#### [TASK STATEMENT]
Take down each entry exactly as written.

[Begin INFORMATION SHOWN]

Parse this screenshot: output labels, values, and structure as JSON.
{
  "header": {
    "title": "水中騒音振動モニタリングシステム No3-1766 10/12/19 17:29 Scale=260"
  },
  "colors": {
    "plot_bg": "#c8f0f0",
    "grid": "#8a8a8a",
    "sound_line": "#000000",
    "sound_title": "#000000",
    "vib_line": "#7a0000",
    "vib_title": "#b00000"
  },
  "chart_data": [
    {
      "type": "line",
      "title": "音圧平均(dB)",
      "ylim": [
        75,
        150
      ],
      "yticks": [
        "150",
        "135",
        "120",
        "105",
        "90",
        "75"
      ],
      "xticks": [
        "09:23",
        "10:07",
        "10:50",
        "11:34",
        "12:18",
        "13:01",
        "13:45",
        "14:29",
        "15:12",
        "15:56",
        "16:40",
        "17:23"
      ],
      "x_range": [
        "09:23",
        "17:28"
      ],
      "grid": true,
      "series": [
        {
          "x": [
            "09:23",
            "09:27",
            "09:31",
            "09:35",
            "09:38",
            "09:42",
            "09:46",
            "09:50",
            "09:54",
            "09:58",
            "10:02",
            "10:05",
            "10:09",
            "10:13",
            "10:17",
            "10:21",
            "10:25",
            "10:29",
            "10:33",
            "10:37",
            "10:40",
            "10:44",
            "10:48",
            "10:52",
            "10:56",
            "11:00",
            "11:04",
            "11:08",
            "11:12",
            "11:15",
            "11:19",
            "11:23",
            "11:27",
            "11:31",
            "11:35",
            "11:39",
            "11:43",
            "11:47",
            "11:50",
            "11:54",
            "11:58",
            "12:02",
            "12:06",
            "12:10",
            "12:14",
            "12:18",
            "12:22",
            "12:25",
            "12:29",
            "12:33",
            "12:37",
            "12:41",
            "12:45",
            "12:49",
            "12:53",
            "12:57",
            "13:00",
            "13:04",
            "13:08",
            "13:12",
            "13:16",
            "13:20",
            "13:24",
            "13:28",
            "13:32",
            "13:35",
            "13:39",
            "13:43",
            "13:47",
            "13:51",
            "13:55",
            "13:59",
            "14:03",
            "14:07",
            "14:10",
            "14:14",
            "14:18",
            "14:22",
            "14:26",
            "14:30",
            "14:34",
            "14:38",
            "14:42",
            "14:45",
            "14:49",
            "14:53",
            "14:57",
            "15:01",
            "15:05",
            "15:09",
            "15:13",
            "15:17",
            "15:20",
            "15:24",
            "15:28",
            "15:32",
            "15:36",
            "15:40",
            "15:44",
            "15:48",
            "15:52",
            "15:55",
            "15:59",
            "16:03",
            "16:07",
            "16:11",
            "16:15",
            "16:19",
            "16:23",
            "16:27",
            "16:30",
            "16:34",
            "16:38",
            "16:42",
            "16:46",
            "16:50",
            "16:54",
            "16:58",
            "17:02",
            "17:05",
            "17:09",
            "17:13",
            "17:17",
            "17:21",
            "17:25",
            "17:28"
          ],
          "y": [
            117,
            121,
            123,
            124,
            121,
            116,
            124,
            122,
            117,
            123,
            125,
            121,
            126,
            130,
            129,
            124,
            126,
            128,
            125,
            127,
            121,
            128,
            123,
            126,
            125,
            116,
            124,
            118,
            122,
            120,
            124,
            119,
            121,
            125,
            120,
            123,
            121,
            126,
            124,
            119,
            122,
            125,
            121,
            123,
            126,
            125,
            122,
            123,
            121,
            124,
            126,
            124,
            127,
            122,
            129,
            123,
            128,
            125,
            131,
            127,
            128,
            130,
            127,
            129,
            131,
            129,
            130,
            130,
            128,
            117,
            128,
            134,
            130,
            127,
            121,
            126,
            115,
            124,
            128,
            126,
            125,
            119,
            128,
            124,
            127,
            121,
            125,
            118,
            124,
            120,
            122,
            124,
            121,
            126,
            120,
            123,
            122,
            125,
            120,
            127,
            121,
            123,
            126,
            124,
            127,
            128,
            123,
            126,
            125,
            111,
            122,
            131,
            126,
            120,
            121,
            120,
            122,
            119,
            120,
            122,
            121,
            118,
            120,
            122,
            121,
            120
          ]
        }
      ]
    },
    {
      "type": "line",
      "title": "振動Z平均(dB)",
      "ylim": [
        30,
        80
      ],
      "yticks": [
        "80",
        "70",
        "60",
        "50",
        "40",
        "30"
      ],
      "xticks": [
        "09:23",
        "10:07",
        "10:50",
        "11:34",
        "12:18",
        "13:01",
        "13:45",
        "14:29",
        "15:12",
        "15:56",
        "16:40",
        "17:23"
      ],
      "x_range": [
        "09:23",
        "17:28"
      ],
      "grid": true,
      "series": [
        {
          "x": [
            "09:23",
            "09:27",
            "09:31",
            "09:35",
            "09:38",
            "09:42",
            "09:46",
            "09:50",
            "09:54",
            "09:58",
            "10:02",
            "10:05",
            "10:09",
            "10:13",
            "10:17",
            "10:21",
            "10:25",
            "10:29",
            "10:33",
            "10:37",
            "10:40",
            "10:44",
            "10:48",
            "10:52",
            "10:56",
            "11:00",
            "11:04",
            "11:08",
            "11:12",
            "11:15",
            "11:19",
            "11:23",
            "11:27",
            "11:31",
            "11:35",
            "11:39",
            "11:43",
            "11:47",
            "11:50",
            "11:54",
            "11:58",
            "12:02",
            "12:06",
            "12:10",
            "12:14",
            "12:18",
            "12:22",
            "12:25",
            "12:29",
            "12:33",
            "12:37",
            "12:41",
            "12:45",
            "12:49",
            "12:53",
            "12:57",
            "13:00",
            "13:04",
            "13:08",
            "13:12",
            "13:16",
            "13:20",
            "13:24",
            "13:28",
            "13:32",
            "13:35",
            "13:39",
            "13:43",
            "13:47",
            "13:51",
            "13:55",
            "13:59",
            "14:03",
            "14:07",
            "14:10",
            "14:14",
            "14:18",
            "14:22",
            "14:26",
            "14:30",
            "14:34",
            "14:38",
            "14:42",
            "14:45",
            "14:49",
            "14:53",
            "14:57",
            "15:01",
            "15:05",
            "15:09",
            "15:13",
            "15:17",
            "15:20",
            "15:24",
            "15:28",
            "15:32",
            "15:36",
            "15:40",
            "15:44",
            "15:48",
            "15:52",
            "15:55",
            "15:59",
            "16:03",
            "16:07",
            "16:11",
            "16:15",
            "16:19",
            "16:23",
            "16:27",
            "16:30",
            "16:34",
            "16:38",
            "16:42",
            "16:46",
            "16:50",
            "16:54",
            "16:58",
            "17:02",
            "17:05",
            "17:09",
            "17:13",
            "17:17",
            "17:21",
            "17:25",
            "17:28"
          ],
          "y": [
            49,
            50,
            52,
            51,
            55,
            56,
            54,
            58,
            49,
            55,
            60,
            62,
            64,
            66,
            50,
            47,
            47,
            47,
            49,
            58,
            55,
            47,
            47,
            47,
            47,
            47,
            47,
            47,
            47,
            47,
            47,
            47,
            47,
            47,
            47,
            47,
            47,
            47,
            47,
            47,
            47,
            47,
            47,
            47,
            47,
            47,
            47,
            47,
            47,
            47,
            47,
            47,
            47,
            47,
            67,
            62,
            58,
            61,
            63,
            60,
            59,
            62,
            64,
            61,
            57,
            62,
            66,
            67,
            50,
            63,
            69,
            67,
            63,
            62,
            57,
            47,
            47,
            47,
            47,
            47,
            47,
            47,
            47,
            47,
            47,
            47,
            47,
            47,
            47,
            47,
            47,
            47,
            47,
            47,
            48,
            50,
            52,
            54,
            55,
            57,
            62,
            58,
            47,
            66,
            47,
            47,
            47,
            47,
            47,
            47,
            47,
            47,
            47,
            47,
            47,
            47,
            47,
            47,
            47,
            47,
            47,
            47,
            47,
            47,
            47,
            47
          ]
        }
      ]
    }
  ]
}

[End INFORMATION SHOWN]

#### [FINAL ANSWER]
Parse this screenshot: output labels, values, and structure as JSON.
{
  "header": {
    "title": "水中騒音振動モニタリングシステム No3-1766 10/12/19 17:29 Scale=260"
  },
  "colors": {
    "plot_bg": "#c8f0f0",
    "grid": "#8a8a8a",
    "sound_line": "#000000",
    "sound_title": "#000000",
    "vib_line": "#7a0000",
    "vib_title": "#b00000"
  },
  "chart_data": [
    {
      "type": "line",
      "title": "音圧平均(dB)",
      "ylim": [
        75,
        150
      ],
      "yticks": [
        "150",
        "135",
        "120",
        "105",
        "90",
        "75"
      ],
      "xticks": [
        "09:23",
        "10:07",
        "10:50",
        "11:34",
        "12:18",
        "13:01",
        "13:45",
        "14:29",
        "15:12",
        "15:56",
        "16:40",
        "17:23"
      ],
      "x_range": [
        "09:23",
        "17:28"
      ],
      "grid": true,
      "series": [
        {
          "x": [
            "09:23",
            "09:27",
            "09:31",
            "09:35",
            "09:38",
            "09:42",
            "09:46",
            "09:50",
            "09:54",
            "09:58",
            "10:02",
            "10:05",
            "10:09",
            "10:13",
            "10:17",
            "10:21",
            "10:25",
            "10:29",
            "10:33",
            "10:37",
            "10:40",
            "10:44",
            "10:48",
            "10:52",
            "10:56",
            "11:00",
            "11:04",
            "11:08",
            "11:12",
            "11:15",
            "11:19",
            "11:23",
            "11:27",
            "11:31",
            "11:35",
            "11:39",
            "11:43",
            "11:47",
            "11:50",
            "11:54",
            "11:58",
            "12:02",
            "12:06",
            "12:10",
            "12:14",
            "12:18",
            "12:22",
            "12:25",
            "12:29",
            "12:33",
            "12:37",
            "12:41",
            "12:45",
            "12:49",
            "12:53",
            "12:57",
            "13:00",
            "13:04",
            "13:08",
            "13:12",
            "13:16",
            "13:20",
            "13:24",
            "13:28",
            "13:32",
            "13:35",
            "13:39",
            "13:43",
            "13:47",
            "13:51",
            "13:55",
            "13:59",
            "14:03",
            "14:07",
            "14:10",
            "14:14",
            "14:18",
            "14:22",
            "14:26",
            "14:30",
            "14:34",
            "14:38",
            "14:42",
            "14:45",
            "14:49",
            "14:53",
            "14:57",
            "15:01",
            "15:05",
            "15:09",
            "15:13",
            "15:17",
            "15:20",
            "15:24",
            "15:28",
            "15:32",
            "15:36",
            "15:40",
            "15:44",
            "15:48",
            "15:52",
            "15:55",
            "15:59",
            "16:03",
            "16:07",
            "16:11",
            "16:15",
            "16:19",
            "16:23",
            "16:27",
            "16:30",
            "16:34",
            "16:38",
            "16:42",
            "16:46",
            "16:50",
            "16:54",
            "16:58",
            "17:02",
            "17:05",
            "17:09",
            "17:13",
            "17:17",
            "17:21",
            "17:25",
            "17:28"
          ],
          "y": [
            117,
            121,
            123,
            124,
            121,
            116,
            124,
            122,
            117,
            123,
            125,
            121,
            126,
            130,
            129,
            124,
            126,
            128,
            125,
            127,
            121,
            128,
            123,
            126,
            125,
            116,
            124,
            118,
            122,
            120,
            124,
            119,
            121,
            125,
            120,
            123,
            121,
            126,
            124,
            119,
            122,
            125,
            121,
            123,
            126,
            125,
            122,
            123,
            121,
            124,
            126,
            124,
            127,
            122,
            129,
            123,
            128,
            125,
            131,
            127,
            128,
            130,
            127,
            129,
            131,
            129,
            130,
            130,
            128,
            117,
            128,
            134,
            130,
            127,
            121,
            126,
            115,
            124,
            128,
            126,
            125,
            119,
            128,
            124,
            127,
            121,
            125,
            118,
            124,
            120,
            122,
            124,
            121,
            126,
            120,
            123,
            122,
            125,
            120,
            127,
            121,
            123,
            126,
            124,
            127,
            128,
            123,
            126,
            125,
            111,
            122,
            131,
            126,
            120,
            121,
            120,
            122,
            119,
            120,
            122,
            121,
            118,
            120,
            122,
            121,
            120
          ]
        }
      ]
    },
    {
      "type": "line",
      "title": "振動Z平均(dB)",
      "ylim": [
        30,
        80
      ],
      "yticks": [
        "80",
        "70",
        "60",
        "50",
        "40",
        "30"
      ],
      "xticks": [
        "09:23",
        "10:07",
        "10:50",
        "11:34",
        "12:18",
        "13:01",
        "13:45",
        "14:29",
        "15:12",
        "15:56",
        "16:40",
        "17:23"
      ],
      "x_range": [
        "09:23",
        "17:28"
      ],
      "grid": true,
      "series": [
        {
          "x": [
            "09:23",
            "09:27",
            "09:31",
            "09:35",
            "09:38",
            "09:42",
            "09:46",
            "09:50",
            "09:54",
            "09:58",
            "10:02",
            "10:05",
            "10:09",
            "10:13",
            "10:17",
            "10:21",
            "10:25",
            "10:29",
            "10:33",
            "10:37",
            "10:40",
            "10:44",
            "10:48",
            "10:52",
            "10:56",
            "11:00",
            "11:04",
            "11:08",
            "11:12",
            "11:15",
            "11:19",
            "11:23",
            "11:27",
            "11:31",
            "11:35",
            "11:39",
            "11:43",
            "11:47",
            "11:50",
            "11:54",
            "11:58",
            "12:02",
            "12:06",
            "12:10",
            "12:14",
            "12:18",
            "12:22",
            "12:25",
            "12:29",
            "12:33",
            "12:37",
            "12:41",
            "12:45",
            "12:49",
            "12:53",
            "12:57",
            "13:00",
            "13:04",
            "13:08",
            "13:12",
            "13:16",
            "13:20",
            "13:24",
            "13:28",
            "13:32",
            "13:35",
            "13:39",
            "13:43",
            "13:47",
            "13:51",
            "13:55",
            "13:59",
            "14:03",
            "14:07",
            "14:10",
            "14:14",
            "14:18",
            "14:22",
            "14:26",
            "14:30",
            "14:34",
            "14:38",
            "14:42",
            "14:45",
            "14:49",
            "14:53",
            "14:57",
            "15:01",
            "15:05",
            "15:09",
            "15:13",
            "15:17",
            "15:20",
            "15:24",
            "15:28",
            "15:32",
            "15:36",
            "15:40",
            "15:44",
            "15:48",
            "15:52",
            "15:55",
            "15:59",
            "16:03",
            "16:07",
            "16:11",
            "16:15",
            "16:19",
            "16:23",
            "16:27",
            "16:30",
            "16:34",
            "16:38",
            "16:42",
            "16:46",
            "16:50",
            "16:54",
            "16:58",
            "17:02",
            "17:05",
            "17:09",
            "17:13",
            "17:17",
            "17:21",
            "17:25",
            "17:28"
          ],
          "y": [
            49,
            50,
            52,
            51,
            55,
            56,
            54,
            58,
            49,
            55,
            60,
            62,
            64,
            66,
            50,
            47,
            47,
            47,
            49,
            58,
            55,
            47,
            47,
            47,
            47,
            47,
            47,
            47,
            47,
            47,
            47,
            47,
            47,
            47,
            47,
            47,
            47,
            47,
            47,
            47,
            47,
            47,
            47,
            47,
            47,
            47,
            47,
            47,
            47,
            47,
            47,
            47,
            47,
            47,
            67,
            62,
            58,
            61,
            63,
            60,
            59,
            62,
            64,
            61,
            57,
            62,
            66,
            67,
            50,
            63,
            69,
            67,
            63,
            62,
            57,
            47,
            47,
            47,
            47,
            47,
            47,
            47,
            47,
            47,
            47,
            47,
            47,
            47,
            47,
            47,
            47,
            47,
            47,
            47,
            48,
            50,
            52,
            54,
            55,
            57,
            62,
            58,
            47,
            66,
            47,
            47,
            47,
            47,
            47,
            47,
            47,
            47,
            47,
            47,
            47,
            47,
            47,
            47,
            47,
            47,
            47,
            47,
            47,
            47,
            47,
            47
          ]
        }
      ]
    }
  ]
}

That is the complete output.